--- Work to do ---
Return each line containing the string "Fresh".

╭─ Data to use

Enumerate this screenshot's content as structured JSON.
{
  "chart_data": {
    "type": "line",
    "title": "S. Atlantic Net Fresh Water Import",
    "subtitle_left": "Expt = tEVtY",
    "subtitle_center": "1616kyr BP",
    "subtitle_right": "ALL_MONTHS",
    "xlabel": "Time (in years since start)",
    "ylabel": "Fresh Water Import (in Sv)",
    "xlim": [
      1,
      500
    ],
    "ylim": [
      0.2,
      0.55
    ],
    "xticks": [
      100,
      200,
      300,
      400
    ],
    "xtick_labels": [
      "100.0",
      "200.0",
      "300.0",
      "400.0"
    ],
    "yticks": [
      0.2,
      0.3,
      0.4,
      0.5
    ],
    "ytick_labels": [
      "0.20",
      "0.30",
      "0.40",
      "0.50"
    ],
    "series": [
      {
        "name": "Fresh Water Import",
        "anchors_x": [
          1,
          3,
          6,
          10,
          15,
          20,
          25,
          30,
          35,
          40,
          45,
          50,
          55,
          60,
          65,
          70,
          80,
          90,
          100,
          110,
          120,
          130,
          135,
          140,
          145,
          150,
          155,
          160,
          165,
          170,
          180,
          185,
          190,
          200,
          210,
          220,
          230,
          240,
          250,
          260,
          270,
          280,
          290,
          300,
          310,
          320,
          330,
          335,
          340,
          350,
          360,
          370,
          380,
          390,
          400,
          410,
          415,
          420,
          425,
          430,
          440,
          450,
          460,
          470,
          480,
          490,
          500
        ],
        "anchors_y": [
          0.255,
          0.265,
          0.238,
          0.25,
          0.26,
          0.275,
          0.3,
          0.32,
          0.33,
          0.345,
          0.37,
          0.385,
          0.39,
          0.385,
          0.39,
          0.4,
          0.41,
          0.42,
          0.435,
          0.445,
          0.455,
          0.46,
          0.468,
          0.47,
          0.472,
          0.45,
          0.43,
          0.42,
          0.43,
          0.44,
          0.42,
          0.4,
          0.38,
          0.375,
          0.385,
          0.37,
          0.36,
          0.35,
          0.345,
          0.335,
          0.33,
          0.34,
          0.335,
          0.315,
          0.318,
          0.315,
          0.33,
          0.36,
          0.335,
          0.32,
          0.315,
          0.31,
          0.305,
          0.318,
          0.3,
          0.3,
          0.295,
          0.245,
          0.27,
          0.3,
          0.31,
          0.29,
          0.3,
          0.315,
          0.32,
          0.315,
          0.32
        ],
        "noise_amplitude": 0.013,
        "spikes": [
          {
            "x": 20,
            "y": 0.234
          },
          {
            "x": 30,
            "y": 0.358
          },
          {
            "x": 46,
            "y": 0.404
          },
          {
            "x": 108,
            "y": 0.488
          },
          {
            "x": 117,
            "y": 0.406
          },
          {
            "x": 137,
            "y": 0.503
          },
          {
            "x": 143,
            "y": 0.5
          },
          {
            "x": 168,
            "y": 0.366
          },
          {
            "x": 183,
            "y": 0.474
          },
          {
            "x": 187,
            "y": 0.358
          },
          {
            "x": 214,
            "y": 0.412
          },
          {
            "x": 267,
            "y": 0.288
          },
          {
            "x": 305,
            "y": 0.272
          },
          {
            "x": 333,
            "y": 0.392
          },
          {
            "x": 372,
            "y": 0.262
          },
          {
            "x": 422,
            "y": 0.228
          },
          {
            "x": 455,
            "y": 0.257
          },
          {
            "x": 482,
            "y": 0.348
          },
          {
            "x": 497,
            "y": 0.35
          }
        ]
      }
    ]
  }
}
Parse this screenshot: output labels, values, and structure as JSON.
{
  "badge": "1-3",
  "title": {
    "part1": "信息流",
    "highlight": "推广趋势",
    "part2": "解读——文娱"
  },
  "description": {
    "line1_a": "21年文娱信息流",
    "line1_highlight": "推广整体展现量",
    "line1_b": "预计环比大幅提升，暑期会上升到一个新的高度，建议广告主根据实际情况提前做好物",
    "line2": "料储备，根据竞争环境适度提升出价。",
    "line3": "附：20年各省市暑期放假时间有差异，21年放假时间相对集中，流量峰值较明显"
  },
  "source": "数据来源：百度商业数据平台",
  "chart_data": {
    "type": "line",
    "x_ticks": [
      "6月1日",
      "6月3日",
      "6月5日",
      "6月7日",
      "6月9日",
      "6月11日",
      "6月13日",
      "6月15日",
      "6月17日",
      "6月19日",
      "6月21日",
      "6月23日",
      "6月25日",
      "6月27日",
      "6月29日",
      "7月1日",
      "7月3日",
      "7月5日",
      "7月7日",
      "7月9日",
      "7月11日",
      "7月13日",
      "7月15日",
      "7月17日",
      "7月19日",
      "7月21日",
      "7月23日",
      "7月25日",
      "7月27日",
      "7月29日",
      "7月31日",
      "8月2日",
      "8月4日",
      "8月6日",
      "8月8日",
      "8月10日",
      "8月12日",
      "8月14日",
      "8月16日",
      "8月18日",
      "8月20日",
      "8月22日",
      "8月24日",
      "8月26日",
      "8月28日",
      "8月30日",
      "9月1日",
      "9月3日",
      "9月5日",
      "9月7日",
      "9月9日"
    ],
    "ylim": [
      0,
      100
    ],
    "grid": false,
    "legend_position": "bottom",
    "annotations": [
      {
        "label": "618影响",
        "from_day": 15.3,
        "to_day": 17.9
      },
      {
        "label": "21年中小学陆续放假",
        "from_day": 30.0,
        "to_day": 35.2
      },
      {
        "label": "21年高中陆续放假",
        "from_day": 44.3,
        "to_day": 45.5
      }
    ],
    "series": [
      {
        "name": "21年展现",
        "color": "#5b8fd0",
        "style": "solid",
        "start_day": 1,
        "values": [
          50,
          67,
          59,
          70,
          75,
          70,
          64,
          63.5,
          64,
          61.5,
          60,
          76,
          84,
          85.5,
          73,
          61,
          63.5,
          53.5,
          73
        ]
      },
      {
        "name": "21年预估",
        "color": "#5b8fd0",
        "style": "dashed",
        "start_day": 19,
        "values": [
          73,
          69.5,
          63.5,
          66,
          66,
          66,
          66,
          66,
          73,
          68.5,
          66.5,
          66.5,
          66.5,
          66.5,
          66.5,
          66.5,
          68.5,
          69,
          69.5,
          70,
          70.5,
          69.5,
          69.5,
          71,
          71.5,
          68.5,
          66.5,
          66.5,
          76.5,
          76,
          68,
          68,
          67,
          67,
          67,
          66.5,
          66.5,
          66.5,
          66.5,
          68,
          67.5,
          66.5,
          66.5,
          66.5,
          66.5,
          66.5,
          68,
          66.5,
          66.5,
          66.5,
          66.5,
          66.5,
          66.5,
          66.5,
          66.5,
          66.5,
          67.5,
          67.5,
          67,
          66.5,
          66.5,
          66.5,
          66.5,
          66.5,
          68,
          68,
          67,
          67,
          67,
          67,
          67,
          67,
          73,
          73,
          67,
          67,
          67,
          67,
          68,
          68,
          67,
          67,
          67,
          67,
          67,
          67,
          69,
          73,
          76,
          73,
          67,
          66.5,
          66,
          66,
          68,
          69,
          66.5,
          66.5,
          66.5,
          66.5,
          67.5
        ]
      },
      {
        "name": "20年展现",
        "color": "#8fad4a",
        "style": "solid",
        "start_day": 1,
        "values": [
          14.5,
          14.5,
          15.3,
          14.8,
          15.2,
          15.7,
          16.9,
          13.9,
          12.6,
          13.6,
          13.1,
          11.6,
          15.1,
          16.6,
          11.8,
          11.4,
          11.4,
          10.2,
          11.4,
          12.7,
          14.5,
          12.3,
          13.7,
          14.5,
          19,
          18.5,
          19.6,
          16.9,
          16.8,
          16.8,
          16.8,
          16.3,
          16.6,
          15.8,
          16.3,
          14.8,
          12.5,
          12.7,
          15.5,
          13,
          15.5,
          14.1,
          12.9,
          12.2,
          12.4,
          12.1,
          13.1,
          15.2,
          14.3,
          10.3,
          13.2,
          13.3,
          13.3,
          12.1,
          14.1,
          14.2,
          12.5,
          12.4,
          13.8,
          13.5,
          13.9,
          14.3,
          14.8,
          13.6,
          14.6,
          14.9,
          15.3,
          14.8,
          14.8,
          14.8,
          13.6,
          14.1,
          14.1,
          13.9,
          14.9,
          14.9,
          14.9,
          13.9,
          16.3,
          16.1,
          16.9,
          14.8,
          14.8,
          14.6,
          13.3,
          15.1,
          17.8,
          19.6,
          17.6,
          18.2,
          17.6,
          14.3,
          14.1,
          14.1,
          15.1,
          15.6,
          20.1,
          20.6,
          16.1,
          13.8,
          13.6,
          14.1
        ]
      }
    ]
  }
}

╰─

--- Response below ---
    "title": "S. Atlantic Net Fresh Water Import",
    "ylabel": "Fresh Water Import (in Sv)",
        "name": "Fresh Water Import",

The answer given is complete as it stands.